------ Input for this task ------

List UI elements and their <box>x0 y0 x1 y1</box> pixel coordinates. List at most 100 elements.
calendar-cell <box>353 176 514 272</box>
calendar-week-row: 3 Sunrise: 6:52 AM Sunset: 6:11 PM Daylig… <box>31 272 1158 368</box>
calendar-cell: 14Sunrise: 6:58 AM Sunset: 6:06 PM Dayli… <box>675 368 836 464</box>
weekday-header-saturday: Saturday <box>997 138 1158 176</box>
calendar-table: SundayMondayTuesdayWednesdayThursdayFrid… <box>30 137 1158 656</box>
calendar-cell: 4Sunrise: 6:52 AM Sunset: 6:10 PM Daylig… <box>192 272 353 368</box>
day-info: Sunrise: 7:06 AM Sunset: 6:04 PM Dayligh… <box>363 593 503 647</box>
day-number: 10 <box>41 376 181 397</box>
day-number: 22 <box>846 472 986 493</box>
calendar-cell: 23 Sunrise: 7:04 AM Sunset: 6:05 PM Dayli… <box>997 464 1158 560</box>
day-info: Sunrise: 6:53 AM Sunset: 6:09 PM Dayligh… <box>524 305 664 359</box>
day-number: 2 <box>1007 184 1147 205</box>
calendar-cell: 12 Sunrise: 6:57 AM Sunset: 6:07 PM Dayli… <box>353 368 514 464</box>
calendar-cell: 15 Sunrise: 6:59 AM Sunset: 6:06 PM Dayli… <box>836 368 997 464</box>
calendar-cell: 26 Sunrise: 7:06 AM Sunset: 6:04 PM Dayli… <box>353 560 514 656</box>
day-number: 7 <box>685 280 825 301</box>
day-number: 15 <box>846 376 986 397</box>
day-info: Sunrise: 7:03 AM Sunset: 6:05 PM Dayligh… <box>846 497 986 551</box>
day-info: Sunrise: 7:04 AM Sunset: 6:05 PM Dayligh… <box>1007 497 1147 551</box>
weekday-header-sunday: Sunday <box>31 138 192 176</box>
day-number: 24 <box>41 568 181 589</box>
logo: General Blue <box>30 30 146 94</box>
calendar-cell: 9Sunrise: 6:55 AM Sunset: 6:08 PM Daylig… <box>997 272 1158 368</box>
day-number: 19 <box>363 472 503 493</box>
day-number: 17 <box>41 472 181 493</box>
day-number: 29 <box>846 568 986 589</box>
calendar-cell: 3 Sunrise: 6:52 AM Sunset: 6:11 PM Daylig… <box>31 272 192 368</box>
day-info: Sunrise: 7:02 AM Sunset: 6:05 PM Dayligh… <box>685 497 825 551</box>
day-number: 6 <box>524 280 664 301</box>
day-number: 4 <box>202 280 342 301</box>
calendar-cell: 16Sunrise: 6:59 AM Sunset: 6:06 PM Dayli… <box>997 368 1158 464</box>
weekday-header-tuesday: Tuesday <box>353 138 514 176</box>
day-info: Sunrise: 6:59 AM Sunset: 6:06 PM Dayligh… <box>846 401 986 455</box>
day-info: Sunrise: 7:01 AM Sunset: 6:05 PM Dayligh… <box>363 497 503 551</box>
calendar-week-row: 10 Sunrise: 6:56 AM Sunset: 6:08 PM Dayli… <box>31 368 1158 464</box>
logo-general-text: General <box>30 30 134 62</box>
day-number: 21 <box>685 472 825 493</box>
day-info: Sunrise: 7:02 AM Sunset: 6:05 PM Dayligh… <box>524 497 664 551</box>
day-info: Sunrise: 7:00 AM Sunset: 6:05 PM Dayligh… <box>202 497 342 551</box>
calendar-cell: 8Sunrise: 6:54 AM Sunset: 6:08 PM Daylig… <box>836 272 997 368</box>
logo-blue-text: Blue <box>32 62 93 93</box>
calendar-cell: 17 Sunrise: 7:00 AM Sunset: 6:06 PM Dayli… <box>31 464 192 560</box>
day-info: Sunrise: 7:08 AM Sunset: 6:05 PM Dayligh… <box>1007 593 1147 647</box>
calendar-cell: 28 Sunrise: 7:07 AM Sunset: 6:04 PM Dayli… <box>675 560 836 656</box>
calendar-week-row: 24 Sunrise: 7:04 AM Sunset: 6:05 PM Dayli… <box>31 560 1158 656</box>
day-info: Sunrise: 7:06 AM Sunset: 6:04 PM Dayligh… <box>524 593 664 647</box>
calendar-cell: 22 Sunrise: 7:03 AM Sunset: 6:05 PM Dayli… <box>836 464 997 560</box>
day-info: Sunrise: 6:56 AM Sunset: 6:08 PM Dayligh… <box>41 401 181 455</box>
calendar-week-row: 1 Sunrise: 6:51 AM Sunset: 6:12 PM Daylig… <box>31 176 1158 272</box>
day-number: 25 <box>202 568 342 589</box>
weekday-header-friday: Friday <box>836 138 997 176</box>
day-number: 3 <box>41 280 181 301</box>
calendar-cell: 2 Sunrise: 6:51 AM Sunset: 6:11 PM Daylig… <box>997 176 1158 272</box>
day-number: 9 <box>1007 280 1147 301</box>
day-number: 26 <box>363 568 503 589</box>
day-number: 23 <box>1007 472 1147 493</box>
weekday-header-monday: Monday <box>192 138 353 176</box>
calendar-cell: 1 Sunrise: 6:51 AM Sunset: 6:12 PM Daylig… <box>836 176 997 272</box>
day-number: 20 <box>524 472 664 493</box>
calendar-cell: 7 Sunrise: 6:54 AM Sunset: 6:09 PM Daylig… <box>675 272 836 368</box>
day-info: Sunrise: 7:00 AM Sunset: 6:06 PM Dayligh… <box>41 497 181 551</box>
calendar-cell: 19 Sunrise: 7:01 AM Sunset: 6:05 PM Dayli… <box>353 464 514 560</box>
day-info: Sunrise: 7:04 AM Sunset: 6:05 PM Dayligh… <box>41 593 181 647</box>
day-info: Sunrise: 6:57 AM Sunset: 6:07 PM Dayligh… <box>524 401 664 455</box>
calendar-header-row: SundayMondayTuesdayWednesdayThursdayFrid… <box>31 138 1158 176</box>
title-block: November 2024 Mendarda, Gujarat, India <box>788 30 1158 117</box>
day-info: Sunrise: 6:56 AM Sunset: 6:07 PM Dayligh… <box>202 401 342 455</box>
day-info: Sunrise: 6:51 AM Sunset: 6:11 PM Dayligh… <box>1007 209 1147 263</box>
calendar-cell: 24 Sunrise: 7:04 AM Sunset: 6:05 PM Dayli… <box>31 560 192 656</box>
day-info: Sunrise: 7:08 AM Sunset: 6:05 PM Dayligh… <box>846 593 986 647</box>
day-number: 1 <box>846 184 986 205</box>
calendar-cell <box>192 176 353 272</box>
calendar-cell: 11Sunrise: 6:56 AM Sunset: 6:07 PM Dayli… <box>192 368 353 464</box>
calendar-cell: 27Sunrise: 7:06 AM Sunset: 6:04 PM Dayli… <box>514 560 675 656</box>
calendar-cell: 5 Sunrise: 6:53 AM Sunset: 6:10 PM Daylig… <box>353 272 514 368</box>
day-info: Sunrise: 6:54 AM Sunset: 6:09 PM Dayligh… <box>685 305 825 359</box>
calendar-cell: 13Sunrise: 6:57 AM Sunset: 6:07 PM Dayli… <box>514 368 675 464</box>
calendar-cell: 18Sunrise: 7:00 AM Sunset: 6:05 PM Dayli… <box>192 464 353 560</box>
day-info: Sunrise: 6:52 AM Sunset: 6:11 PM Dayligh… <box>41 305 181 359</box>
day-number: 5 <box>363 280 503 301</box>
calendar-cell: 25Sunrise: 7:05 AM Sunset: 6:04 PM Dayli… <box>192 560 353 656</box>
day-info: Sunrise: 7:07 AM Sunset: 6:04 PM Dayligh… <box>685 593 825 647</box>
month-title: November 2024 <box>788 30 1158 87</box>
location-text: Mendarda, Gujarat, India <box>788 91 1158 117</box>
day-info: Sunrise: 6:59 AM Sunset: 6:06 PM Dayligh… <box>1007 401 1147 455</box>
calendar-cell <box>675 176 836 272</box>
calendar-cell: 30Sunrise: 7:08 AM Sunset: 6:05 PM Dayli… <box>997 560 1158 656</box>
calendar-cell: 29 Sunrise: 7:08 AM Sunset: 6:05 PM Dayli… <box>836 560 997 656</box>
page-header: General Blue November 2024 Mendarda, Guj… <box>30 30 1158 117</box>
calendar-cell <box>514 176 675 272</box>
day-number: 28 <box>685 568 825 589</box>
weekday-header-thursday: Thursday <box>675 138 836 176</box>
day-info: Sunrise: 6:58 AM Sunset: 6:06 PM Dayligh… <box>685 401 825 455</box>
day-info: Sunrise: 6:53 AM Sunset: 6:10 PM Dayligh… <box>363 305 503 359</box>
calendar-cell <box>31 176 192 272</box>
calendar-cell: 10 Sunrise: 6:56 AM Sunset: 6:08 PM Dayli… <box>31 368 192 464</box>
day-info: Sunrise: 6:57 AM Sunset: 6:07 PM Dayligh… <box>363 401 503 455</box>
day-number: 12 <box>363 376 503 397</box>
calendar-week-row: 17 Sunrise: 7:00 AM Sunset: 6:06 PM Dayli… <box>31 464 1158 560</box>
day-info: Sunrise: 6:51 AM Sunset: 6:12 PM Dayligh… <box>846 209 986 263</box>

------

Problem to work on: Please render the records above, from their start through the line containing "day-info: Sunrise: 7:04 AM Sunset: 6:05 PM Dayligh… <box>1007", as a Markdown table with a Row column for the line number and a Line column for the line itself, leaving out any blank lines.

Expected answer:
| Row | Line |
|---|---|
| 1 | List UI elements and their <box>x0 y0 x1 y1</box> pixel coordinates. List at most 100 elements. |
| 2 | calendar-cell <box>353 176 514 272</box> |
| 3 | calendar-week-row: 3 Sunrise: 6:52 AM Sunset: 6:11 PM Daylig… <box>31 272 1158 368</box> |
| 4 | calendar-cell: 14Sunrise: 6:58 AM Sunset: 6:06 PM Dayli… <box>675 368 836 464</box> |
| 5 | weekday-header-saturday: Saturday <box>997 138 1158 176</box> |
| 6 | calendar-table: SundayMondayTuesdayWednesdayThursdayFrid… <box>30 137 1158 656</box> |
| 7 | calendar-cell: 4Sunrise: 6:52 AM Sunset: 6:10 PM Daylig… <box>192 272 353 368</box> |
| 8 | day-info: Sunrise: 7:06 AM Sunset: 6:04 PM Dayligh… <box>363 593 503 647</box> |
| 9 | day-number: 10 <box>41 376 181 397</box> |
| 10 | day-number: 22 <box>846 472 986 493</box> |
| 11 | calendar-cell: 23 Sunrise: 7:04 AM Sunset: 6:05 PM Dayli… <box>997 464 1158 560</box> |
| 12 | day-info: Sunrise: 6:53 AM Sunset: 6:09 PM Dayligh… <box>524 305 664 359</box> |
| 13 | day-number: 2 <box>1007 184 1147 205</box> |
| 14 | calendar-cell: 12 Sunrise: 6:57 AM Sunset: 6:07 PM Dayli… <box>353 368 514 464</box> |
| 15 | calendar-cell: 15 Sunrise: 6:59 AM Sunset: 6:06 PM Dayli… <box>836 368 997 464</box> |
| 16 | calendar-cell: 26 Sunrise: 7:06 AM Sunset: 6:04 PM Dayli… <box>353 560 514 656</box> |
| 17 | day-number: 7 <box>685 280 825 301</box> |
| 18 | day-number: 15 <box>846 376 986 397</box> |
| 19 | day-info: Sunrise: 7:03 AM Sunset: 6:05 PM Dayligh… <box>846 497 986 551</box> |
| 20 | day-info: Sunrise: 7:04 AM Sunset: 6:05 PM Dayligh… <box>1007 497 1147 551</box> |